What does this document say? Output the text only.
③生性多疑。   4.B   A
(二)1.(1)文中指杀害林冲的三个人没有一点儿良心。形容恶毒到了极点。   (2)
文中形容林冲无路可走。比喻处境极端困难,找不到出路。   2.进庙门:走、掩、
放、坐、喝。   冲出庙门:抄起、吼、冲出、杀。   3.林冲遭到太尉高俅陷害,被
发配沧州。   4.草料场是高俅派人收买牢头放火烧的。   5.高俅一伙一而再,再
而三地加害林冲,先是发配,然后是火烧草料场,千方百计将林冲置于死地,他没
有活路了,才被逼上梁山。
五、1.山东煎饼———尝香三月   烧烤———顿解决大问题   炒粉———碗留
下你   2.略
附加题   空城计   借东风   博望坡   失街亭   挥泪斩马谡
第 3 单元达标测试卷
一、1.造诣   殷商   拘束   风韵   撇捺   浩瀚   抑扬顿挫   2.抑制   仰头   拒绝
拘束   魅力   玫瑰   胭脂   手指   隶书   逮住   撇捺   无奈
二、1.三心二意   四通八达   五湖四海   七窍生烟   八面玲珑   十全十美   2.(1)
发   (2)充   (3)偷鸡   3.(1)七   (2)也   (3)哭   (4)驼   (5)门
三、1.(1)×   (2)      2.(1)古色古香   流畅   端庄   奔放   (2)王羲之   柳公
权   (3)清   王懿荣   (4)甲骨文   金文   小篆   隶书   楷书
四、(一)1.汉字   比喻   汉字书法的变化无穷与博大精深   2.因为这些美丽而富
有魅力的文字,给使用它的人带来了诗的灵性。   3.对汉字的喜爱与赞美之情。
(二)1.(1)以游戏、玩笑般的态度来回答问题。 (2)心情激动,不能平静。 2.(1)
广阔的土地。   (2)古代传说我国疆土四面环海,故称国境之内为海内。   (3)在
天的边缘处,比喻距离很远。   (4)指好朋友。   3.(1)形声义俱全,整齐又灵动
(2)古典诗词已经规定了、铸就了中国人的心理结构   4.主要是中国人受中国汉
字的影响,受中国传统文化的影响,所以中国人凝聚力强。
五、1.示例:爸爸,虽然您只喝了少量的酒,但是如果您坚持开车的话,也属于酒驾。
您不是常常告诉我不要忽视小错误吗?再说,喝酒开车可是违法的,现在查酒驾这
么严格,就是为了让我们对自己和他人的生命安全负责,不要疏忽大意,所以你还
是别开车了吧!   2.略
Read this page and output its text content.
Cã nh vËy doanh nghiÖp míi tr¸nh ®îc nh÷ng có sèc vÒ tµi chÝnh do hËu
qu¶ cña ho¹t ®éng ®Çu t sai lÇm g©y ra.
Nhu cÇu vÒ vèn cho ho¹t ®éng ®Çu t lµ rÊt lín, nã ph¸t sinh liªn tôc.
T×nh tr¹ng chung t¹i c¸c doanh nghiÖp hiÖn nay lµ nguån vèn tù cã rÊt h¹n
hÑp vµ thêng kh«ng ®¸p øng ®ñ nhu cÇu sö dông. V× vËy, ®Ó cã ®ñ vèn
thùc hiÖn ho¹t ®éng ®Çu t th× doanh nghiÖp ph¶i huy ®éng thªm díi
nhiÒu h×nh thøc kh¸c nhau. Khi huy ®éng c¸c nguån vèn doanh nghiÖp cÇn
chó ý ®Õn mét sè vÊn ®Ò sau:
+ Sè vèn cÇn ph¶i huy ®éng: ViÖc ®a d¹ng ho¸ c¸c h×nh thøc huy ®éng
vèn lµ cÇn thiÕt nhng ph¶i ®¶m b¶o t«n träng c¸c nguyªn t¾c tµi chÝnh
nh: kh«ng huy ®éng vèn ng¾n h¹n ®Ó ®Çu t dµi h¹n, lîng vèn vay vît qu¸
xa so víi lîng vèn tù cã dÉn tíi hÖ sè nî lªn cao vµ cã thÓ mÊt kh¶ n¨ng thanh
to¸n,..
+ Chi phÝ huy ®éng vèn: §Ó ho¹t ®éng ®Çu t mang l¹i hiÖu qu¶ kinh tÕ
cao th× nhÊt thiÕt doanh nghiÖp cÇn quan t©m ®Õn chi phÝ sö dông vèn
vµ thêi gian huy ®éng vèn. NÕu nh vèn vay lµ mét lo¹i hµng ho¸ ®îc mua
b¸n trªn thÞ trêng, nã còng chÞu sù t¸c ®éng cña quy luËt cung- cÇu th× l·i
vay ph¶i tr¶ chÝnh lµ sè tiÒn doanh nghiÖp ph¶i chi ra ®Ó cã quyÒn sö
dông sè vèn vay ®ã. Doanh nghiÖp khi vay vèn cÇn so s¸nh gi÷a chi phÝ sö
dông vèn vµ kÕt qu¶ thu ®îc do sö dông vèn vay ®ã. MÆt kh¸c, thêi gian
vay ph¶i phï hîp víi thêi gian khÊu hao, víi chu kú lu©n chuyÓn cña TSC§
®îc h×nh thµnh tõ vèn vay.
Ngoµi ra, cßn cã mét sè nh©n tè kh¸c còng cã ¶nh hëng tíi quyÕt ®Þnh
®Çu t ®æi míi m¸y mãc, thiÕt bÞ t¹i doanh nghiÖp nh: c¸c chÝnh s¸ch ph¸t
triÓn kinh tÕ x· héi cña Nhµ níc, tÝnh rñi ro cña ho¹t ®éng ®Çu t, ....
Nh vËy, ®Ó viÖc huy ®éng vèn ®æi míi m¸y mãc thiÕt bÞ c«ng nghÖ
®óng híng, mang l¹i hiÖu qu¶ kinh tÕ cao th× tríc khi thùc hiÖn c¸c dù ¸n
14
○ ○ ○ ○
◆ **Exercise brief**:
Output the data above exactly, please, line for line.

◆ **Response to this exercise**:
What does this document say? Output the text only.
③生性多疑。   4.B   A
(二)1.(1)文中指杀害林冲的三个人没有一点儿良心。形容恶毒到了极点。   (2)
文中形容林冲无路可走。比喻处境极端困难,找不到出路。   2.进庙门:走、掩、
放、坐、喝。   冲出庙门:抄起、吼、冲出、杀。   3.林冲遭到太尉高俅陷害,被
发配沧州。   4.草料场是高俅派人收买牢头放火烧的。   5.高俅一伙一而再,再
而三地加害林冲,先是发配,然后是火烧草料场,千方百计将林冲置于死地,他没
有活路了,才被逼上梁山。
五、1.山东煎饼———尝香三月   烧烤———顿解决大问题   炒粉———碗留
下你   2.略
附加题   空城计   借东风   博望坡   失街亭   挥泪斩马谡
第 3 单元达标测试卷
一、1.造诣   殷商   拘束   风韵   撇捺   浩瀚   抑扬顿挫   2.抑制   仰头   拒绝
拘束   魅力   玫瑰   胭脂   手指   隶书   逮住   撇捺   无奈
二、1.三心二意   四通八达   五湖四海   七窍生烟   八面玲珑   十全十美   2.(1)
发   (2)充   (3)偷鸡   3.(1)七   (2)也   (3)哭   (4)驼   (5)门
三、1.(1)×   (2)      2.(1)古色古香   流畅   端庄   奔放   (2)王羲之   柳公
权   (3)清   王懿荣   (4)甲骨文   金文   小篆   隶书   楷书
四、(一)1.汉字   比喻   汉字书法的变化无穷与博大精深   2.因为这些美丽而富
有魅力的文字,给使用它的人带来了诗的灵性。   3.对汉字的喜爱与赞美之情。
(二)1.(1)以游戏、玩笑般的态度来回答问题。 (2)心情激动,不能平静。 2.(1)
广阔的土地。   (2)古代传说我国疆土四面环海,故称国境之内为海内。   (3)在
天的边缘处,比喻距离很远。   (4)指好朋友。   3.(1)形声义俱全,整齐又灵动
(2)古典诗词已经规定了、铸就了中国人的心理结构   4.主要是中国人受中国汉
字的影响,受中国传统文化的影响,所以中国人凝聚力强。
五、1.示例:爸爸,虽然您只喝了少量的酒,但是如果您坚持开车的话,也属于酒驾。
您不是常常告诉我不要忽视小错误吗?再说,喝酒开车可是违法的,现在查酒驾这
么严格,就是为了让我们对自己和他人的生命安全负责,不要疏忽大意,所以你还
是别开车了吧!   2.略
Read this page and output its text content.
Cã nh vËy doanh nghiÖp míi tr¸nh ®îc nh÷ng có sèc vÒ tµi chÝnh do hËu
qu¶ cña ho¹t ®éng ®Çu t sai lÇm g©y ra.
Nhu cÇu vÒ vèn cho ho¹t ®éng ®Çu t lµ rÊt lín, nã ph¸t sinh liªn tôc.
T×nh tr¹ng chung t¹i c¸c doanh nghiÖp hiÖn nay lµ nguån vèn tù cã rÊt h¹n
hÑp vµ thêng kh«ng ®¸p øng ®ñ nhu cÇu sö dông. V× vËy, ®Ó cã ®ñ vèn
thùc hiÖn ho¹t ®éng ®Çu t th× doanh nghiÖp ph¶i huy ®éng thªm díi
nhiÒu h×nh thøc kh¸c nhau. Khi huy ®éng c¸c nguån vèn doanh nghiÖp cÇn
chó ý ®Õn mét sè vÊn ®Ò sau:
+ Sè vèn cÇn ph¶i huy ®éng: ViÖc ®a d¹ng ho¸ c¸c h×nh thøc huy ®éng
vèn lµ cÇn thiÕt nhng ph¶i ®¶m b¶o t«n träng c¸c nguyªn t¾c tµi chÝnh
nh: kh«ng huy ®éng vèn ng¾n h¹n ®Ó ®Çu t dµi h¹n, lîng vèn vay vît qu¸
xa so víi lîng vèn tù cã dÉn tíi hÖ sè nî lªn cao vµ cã thÓ mÊt kh¶ n¨ng thanh
to¸n,..
+ Chi phÝ huy ®éng vèn: §Ó ho¹t ®éng ®Çu t mang l¹i hiÖu qu¶ kinh tÕ
cao th× nhÊt thiÕt doanh nghiÖp cÇn quan t©m ®Õn chi phÝ sö dông vèn
vµ thêi gian huy ®éng vèn. NÕu nh vèn vay lµ mét lo¹i hµng ho¸ ®îc mua
b¸n trªn thÞ trêng, nã còng chÞu sù t¸c ®éng cña quy luËt cung- cÇu th× l·i
vay ph¶i tr¶ chÝnh lµ sè tiÒn doanh nghiÖp ph¶i chi ra ®Ó cã quyÒn sö
dông sè vèn vay ®ã. Doanh nghiÖp khi vay vèn cÇn so s¸nh gi÷a chi phÝ sö
dông vèn vµ kÕt qu¶ thu ®îc do sö dông vèn vay ®ã. MÆt kh¸c, thêi gian
vay ph¶i phï hîp víi thêi gian khÊu hao, víi chu kú lu©n chuyÓn cña TSC§
®îc h×nh thµnh tõ vèn vay.
Ngoµi ra, cßn cã mét sè nh©n tè kh¸c còng cã ¶nh hëng tíi quyÕt ®Þnh
®Çu t ®æi míi m¸y mãc, thiÕt bÞ t¹i doanh nghiÖp nh: c¸c chÝnh s¸ch ph¸t
triÓn kinh tÕ x· héi cña Nhµ níc, tÝnh rñi ro cña ho¹t ®éng ®Çu t, ....
Nh vËy, ®Ó viÖc huy ®éng vèn ®æi míi m¸y mãc thiÕt bÞ c«ng nghÖ
®óng híng, mang l¹i hiÖu qu¶ kinh tÕ cao th× tríc khi thùc hiÖn c¸c dù ¸n
14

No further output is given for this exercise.